Collection entries
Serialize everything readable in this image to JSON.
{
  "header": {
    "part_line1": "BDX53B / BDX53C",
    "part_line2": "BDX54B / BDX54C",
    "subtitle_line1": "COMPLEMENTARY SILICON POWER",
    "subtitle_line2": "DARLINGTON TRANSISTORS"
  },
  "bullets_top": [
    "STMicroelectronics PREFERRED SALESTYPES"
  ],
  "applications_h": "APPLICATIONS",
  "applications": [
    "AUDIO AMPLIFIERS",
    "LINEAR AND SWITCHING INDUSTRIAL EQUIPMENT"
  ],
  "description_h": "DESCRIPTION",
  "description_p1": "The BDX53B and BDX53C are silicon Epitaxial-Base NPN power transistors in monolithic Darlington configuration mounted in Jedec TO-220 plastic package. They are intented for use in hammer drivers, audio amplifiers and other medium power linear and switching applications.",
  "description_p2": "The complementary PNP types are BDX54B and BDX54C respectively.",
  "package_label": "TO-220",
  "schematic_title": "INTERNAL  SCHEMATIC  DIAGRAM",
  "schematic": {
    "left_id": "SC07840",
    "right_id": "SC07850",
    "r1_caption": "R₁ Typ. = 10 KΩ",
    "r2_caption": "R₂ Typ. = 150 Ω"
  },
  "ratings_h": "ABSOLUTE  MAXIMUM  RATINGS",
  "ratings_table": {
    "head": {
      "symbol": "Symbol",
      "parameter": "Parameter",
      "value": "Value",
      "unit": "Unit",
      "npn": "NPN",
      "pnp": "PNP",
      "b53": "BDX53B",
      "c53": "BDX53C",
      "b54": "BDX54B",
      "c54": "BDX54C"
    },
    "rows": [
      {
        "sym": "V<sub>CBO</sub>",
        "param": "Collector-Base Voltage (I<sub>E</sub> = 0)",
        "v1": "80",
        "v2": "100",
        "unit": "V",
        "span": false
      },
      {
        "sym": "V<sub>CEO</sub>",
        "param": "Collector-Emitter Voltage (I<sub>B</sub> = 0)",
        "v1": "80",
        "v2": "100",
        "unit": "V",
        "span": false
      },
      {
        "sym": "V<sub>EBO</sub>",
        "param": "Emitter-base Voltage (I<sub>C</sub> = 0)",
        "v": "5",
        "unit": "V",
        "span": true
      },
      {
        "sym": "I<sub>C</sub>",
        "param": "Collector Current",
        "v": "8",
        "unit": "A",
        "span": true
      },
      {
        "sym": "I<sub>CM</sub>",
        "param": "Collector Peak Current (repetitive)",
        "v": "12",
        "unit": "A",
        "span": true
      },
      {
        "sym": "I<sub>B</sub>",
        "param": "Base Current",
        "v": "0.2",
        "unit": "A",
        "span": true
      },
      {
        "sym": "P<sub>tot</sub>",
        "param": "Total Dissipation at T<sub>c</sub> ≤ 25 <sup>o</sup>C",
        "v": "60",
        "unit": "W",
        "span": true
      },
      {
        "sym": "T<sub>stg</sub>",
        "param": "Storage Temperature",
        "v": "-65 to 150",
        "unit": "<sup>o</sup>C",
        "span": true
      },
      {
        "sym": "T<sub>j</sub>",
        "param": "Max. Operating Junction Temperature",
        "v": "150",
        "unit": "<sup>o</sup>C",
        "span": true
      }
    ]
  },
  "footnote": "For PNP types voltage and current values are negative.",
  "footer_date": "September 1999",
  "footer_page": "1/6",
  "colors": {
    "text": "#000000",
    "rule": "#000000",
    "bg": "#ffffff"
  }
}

What you will do
Each of the records should be retyped exactly.

Correct output
Serialize everything readable in this image to JSON.
{
  "header": {
    "part_line1": "BDX53B / BDX53C",
    "part_line2": "BDX54B / BDX54C",
    "subtitle_line1": "COMPLEMENTARY SILICON POWER",
    "subtitle_line2": "DARLINGTON TRANSISTORS"
  },
  "bullets_top": [
    "STMicroelectronics PREFERRED SALESTYPES"
  ],
  "applications_h": "APPLICATIONS",
  "applications": [
    "AUDIO AMPLIFIERS",
    "LINEAR AND SWITCHING INDUSTRIAL EQUIPMENT"
  ],
  "description_h": "DESCRIPTION",
  "description_p1": "The BDX53B and BDX53C are silicon Epitaxial-Base NPN power transistors in monolithic Darlington configuration mounted in Jedec TO-220 plastic package. They are intented for use in hammer drivers, audio amplifiers and other medium power linear and switching applications.",
  "description_p2": "The complementary PNP types are BDX54B and BDX54C respectively.",
  "package_label": "TO-220",
  "schematic_title": "INTERNAL  SCHEMATIC  DIAGRAM",
  "schematic": {
    "left_id": "SC07840",
    "right_id": "SC07850",
    "r1_caption": "R₁ Typ. = 10 KΩ",
    "r2_caption": "R₂ Typ. = 150 Ω"
  },
  "ratings_h": "ABSOLUTE  MAXIMUM  RATINGS",
  "ratings_table": {
    "head": {
      "symbol": "Symbol",
      "parameter": "Parameter",
      "value": "Value",
      "unit": "Unit",
      "npn": "NPN",
      "pnp": "PNP",
      "b53": "BDX53B",
      "c53": "BDX53C",
      "b54": "BDX54B",
      "c54": "BDX54C"
    },
    "rows": [
      {
        "sym": "V<sub>CBO</sub>",
        "param": "Collector-Base Voltage (I<sub>E</sub> = 0)",
        "v1": "80",
        "v2": "100",
        "unit": "V",
        "span": false
      },
      {
        "sym": "V<sub>CEO</sub>",
        "param": "Collector-Emitter Voltage (I<sub>B</sub> = 0)",
        "v1": "80",
        "v2": "100",
        "unit": "V",
        "span": false
      },
      {
        "sym": "V<sub>EBO</sub>",
        "param": "Emitter-base Voltage (I<sub>C</sub> = 0)",
        "v": "5",
        "unit": "V",
        "span": true
      },
      {
        "sym": "I<sub>C</sub>",
        "param": "Collector Current",
        "v": "8",
        "unit": "A",
        "span": true
      },
      {
        "sym": "I<sub>CM</sub>",
        "param": "Collector Peak Current (repetitive)",
        "v": "12",
        "unit": "A",
        "span": true
      },
      {
        "sym": "I<sub>B</sub>",
        "param": "Base Current",
        "v": "0.2",
        "unit": "A",
        "span": true
      },
      {
        "sym": "P<sub>tot</sub>",
        "param": "Total Dissipation at T<sub>c</sub> ≤ 25 <sup>o</sup>C",
        "v": "60",
        "unit": "W",
        "span": true
      },
      {
        "sym": "T<sub>stg</sub>",
        "param": "Storage Temperature",
        "v": "-65 to 150",
        "unit": "<sup>o</sup>C",
        "span": true
      },
      {
        "sym": "T<sub>j</sub>",
        "param": "Max. Operating Junction Temperature",
        "v": "150",
        "unit": "<sup>o</sup>C",
        "span": true
      }
    ]
  },
  "footnote": "For PNP types voltage and current values are negative.",
  "footer_date": "September 1999",
  "footer_page": "1/6",
  "colors": {
    "text": "#000000",
    "rule": "#000000",
    "bg": "#ffffff"
  }
}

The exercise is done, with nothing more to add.